## Goal
Reproduce all of the data exactly.

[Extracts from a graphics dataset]

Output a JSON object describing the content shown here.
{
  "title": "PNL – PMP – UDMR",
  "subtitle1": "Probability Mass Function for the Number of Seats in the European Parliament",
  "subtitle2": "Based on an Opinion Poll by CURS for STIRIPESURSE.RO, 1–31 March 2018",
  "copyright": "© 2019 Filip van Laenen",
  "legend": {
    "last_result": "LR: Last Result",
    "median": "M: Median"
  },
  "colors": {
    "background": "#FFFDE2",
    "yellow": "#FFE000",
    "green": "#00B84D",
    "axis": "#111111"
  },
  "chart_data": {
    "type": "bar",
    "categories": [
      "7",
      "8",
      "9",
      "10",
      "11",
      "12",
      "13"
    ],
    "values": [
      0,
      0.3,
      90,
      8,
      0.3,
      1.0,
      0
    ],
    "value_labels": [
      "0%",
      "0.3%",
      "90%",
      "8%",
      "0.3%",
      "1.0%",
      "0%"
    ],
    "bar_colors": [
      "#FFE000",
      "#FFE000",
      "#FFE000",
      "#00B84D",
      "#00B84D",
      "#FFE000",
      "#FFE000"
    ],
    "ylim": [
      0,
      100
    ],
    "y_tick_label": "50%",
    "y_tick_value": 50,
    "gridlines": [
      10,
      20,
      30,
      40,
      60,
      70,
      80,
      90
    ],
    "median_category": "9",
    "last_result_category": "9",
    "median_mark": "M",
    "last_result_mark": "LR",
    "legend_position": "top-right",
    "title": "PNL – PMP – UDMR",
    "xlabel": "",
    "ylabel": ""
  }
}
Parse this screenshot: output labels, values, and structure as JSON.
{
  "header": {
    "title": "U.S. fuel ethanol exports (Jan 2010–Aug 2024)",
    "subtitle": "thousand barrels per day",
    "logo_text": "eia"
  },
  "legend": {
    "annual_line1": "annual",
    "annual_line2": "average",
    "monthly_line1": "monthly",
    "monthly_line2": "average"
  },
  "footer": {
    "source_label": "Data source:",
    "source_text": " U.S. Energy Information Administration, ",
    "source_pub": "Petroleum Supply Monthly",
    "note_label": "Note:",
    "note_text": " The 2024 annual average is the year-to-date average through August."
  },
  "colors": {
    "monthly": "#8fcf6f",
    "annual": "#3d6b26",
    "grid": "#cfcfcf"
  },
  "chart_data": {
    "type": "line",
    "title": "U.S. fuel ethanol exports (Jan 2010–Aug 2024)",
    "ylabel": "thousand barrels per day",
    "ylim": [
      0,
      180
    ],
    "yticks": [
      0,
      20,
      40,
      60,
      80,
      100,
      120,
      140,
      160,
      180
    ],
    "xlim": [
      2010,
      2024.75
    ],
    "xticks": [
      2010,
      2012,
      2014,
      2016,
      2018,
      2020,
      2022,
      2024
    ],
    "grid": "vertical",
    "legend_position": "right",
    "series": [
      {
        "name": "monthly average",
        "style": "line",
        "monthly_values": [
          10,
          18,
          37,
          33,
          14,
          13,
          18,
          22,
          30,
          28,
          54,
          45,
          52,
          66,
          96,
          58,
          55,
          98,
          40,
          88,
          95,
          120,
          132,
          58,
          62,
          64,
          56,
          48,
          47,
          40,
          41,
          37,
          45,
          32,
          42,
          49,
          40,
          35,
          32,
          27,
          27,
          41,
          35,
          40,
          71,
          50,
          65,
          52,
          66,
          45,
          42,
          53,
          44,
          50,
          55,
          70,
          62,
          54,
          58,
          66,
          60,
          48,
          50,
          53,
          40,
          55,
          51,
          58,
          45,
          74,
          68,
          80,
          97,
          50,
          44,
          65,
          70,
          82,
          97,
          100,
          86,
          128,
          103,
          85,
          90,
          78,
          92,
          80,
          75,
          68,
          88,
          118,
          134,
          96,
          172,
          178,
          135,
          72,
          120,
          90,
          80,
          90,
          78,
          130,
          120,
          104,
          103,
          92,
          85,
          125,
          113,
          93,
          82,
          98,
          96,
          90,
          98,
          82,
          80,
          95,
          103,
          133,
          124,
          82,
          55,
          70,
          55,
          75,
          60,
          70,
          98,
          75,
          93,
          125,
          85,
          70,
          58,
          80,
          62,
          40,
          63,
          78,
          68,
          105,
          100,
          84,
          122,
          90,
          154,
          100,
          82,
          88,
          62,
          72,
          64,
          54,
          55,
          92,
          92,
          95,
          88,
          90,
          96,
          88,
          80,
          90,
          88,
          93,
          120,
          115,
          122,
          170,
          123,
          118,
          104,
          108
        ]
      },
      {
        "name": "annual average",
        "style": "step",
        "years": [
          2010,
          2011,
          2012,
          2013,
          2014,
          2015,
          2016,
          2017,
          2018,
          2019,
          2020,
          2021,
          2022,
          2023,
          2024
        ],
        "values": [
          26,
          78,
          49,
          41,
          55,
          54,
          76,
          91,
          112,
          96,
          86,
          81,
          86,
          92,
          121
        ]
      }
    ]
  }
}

## Problem solution
Output a JSON object describing the content shown here.
{
  "title": "PNL – PMP – UDMR",
  "subtitle1": "Probability Mass Function for the Number of Seats in the European Parliament",
  "subtitle2": "Based on an Opinion Poll by CURS for STIRIPESURSE.RO, 1–31 March 2018",
  "copyright": "© 2019 Filip van Laenen",
  "legend": {
    "last_result": "LR: Last Result",
    "median": "M: Median"
  },
  "colors": {
    "background": "#FFFDE2",
    "yellow": "#FFE000",
    "green": "#00B84D",
    "axis": "#111111"
  },
  "chart_data": {
    "type": "bar",
    "categories": [
      "7",
      "8",
      "9",
      "10",
      "11",
      "12",
      "13"
    ],
    "values": [
      0,
      0.3,
      90,
      8,
      0.3,
      1.0,
      0
    ],
    "value_labels": [
      "0%",
      "0.3%",
      "90%",
      "8%",
      "0.3%",
      "1.0%",
      "0%"
    ],
    "bar_colors": [
      "#FFE000",
      "#FFE000",
      "#FFE000",
      "#00B84D",
      "#00B84D",
      "#FFE000",
      "#FFE000"
    ],
    "ylim": [
      0,
      100
    ],
    "y_tick_label": "50%",
    "y_tick_value": 50,
    "gridlines": [
      10,
      20,
      30,
      40,
      60,
      70,
      80,
      90
    ],
    "median_category": "9",
    "last_result_category": "9",
    "median_mark": "M",
    "last_result_mark": "LR",
    "legend_position": "top-right",
    "title": "PNL – PMP – UDMR",
    "xlabel": "",
    "ylabel": ""
  }
}
Parse this screenshot: output labels, values, and structure as JSON.
{
  "header": {
    "title": "U.S. fuel ethanol exports (Jan 2010–Aug 2024)",
    "subtitle": "thousand barrels per day",
    "logo_text": "eia"
  },
  "legend": {
    "annual_line1": "annual",
    "annual_line2": "average",
    "monthly_line1": "monthly",
    "monthly_line2": "average"
  },
  "footer": {
    "source_label": "Data source:",
    "source_text": " U.S. Energy Information Administration, ",
    "source_pub": "Petroleum Supply Monthly",
    "note_label": "Note:",
    "note_text": " The 2024 annual average is the year-to-date average through August."
  },
  "colors": {
    "monthly": "#8fcf6f",
    "annual": "#3d6b26",
    "grid": "#cfcfcf"
  },
  "chart_data": {
    "type": "line",
    "title": "U.S. fuel ethanol exports (Jan 2010–Aug 2024)",
    "ylabel": "thousand barrels per day",
    "ylim": [
      0,
      180
    ],
    "yticks": [
      0,
      20,
      40,
      60,
      80,
      100,
      120,
      140,
      160,
      180
    ],
    "xlim": [
      2010,
      2024.75
    ],
    "xticks": [
      2010,
      2012,
      2014,
      2016,
      2018,
      2020,
      2022,
      2024
    ],
    "grid": "vertical",
    "legend_position": "right",
    "series": [
      {
        "name": "monthly average",
        "style": "line",
        "monthly_values": [
          10,
          18,
          37,
          33,
          14,
          13,
          18,
          22,
          30,
          28,
          54,
          45,
          52,
          66,
          96,
          58,
          55,
          98,
          40,
          88,
          95,
          120,
          132,
          58,
          62,
          64,
          56,
          48,
          47,
          40,
          41,
          37,
          45,
          32,
          42,
          49,
          40,
          35,
          32,
          27,
          27,
          41,
          35,
          40,
          71,
          50,
          65,
          52,
          66,
          45,
          42,
          53,
          44,
          50,
          55,
          70,
          62,
          54,
          58,
          66,
          60,
          48,
          50,
          53,
          40,
          55,
          51,
          58,
          45,
          74,
          68,
          80,
          97,
          50,
          44,
          65,
          70,
          82,
          97,
          100,
          86,
          128,
          103,
          85,
          90,
          78,
          92,
          80,
          75,
          68,
          88,
          118,
          134,
          96,
          172,
          178,
          135,
          72,
          120,
          90,
          80,
          90,
          78,
          130,
          120,
          104,
          103,
          92,
          85,
          125,
          113,
          93,
          82,
          98,
          96,
          90,
          98,
          82,
          80,
          95,
          103,
          133,
          124,
          82,
          55,
          70,
          55,
          75,
          60,
          70,
          98,
          75,
          93,
          125,
          85,
          70,
          58,
          80,
          62,
          40,
          63,
          78,
          68,
          105,
          100,
          84,
          122,
          90,
          154,
          100,
          82,
          88,
          62,
          72,
          64,
          54,
          55,
          92,
          92,
          95,
          88,
          90,
          96,
          88,
          80,
          90,
          88,
          93,
          120,
          115,
          122,
          170,
          123,
          118,
          104,
          108
        ]
      },
      {
        "name": "annual average",
        "style": "step",
        "years": [
          2010,
          2011,
          2012,
          2013,
          2014,
          2015,
          2016,
          2017,
          2018,
          2019,
          2020,
          2021,
          2022,
          2023,
          2024
        ],
        "values": [
          26,
          78,
          49,
          41,
          55,
          54,
          76,
          91,
          112,
          96,
          86,
          81,
          86,
          92,
          121
        ]
      }
    ]
  }
}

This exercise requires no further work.